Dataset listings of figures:
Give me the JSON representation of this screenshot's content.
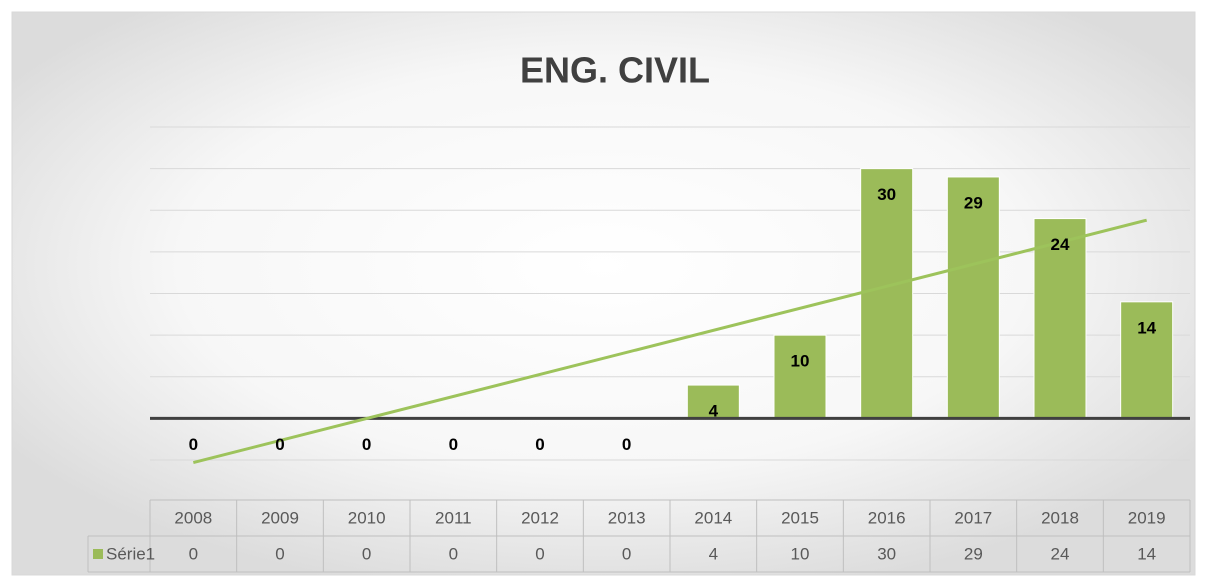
{
  "chart_data": {
    "type": "bar",
    "title": "ENG. CIVIL",
    "categories": [
      "2008",
      "2009",
      "2010",
      "2011",
      "2012",
      "2013",
      "2014",
      "2015",
      "2016",
      "2017",
      "2018",
      "2019"
    ],
    "series": [
      {
        "name": "Série1",
        "color": "#9bbb59",
        "values": [
          0,
          0,
          0,
          0,
          0,
          0,
          4,
          10,
          30,
          29,
          24,
          14
        ]
      }
    ],
    "ylim": [
      -5,
      35
    ],
    "yticks": [
      -5,
      0,
      5,
      10,
      15,
      20,
      25,
      30,
      35
    ],
    "grid": true,
    "trendline": "linear",
    "data_table": true
  }
}
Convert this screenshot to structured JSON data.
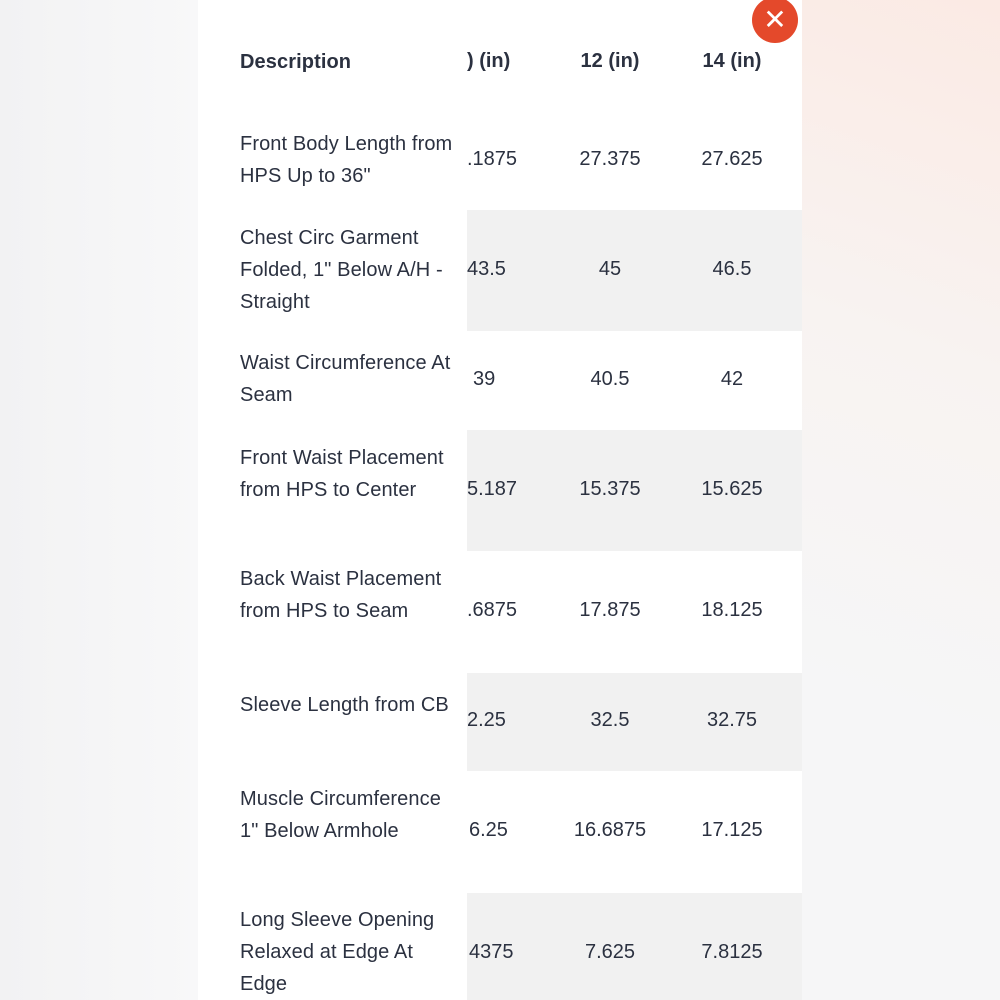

What this task involves: Word for word, quote the lines above. Omit the pictures.

Finished answer:
Give me the JSON representation of this screenshot's content.
{
  "chart_data": {
    "type": "bar",
    "title": "ENG. CIVIL",
    "categories": [
      "2008",
      "2009",
      "2010",
      "2011",
      "2012",
      "2013",
      "2014",
      "2015",
      "2016",
      "2017",
      "2018",
      "2019"
    ],
    "series": [
      {
        "name": "Série1",
        "color": "#9bbb59",
        "values": [
          0,
          0,
          0,
          0,
          0,
          0,
          4,
          10,
          30,
          29,
          24,
          14
        ]
      }
    ],
    "ylim": [
      -5,
      35
    ],
    "yticks": [
      -5,
      0,
      5,
      10,
      15,
      20,
      25,
      30,
      35
    ],
    "grid": true,
    "trendline": "linear",
    "data_table": true
  }
}
Convert this screenshot to structured JSON data.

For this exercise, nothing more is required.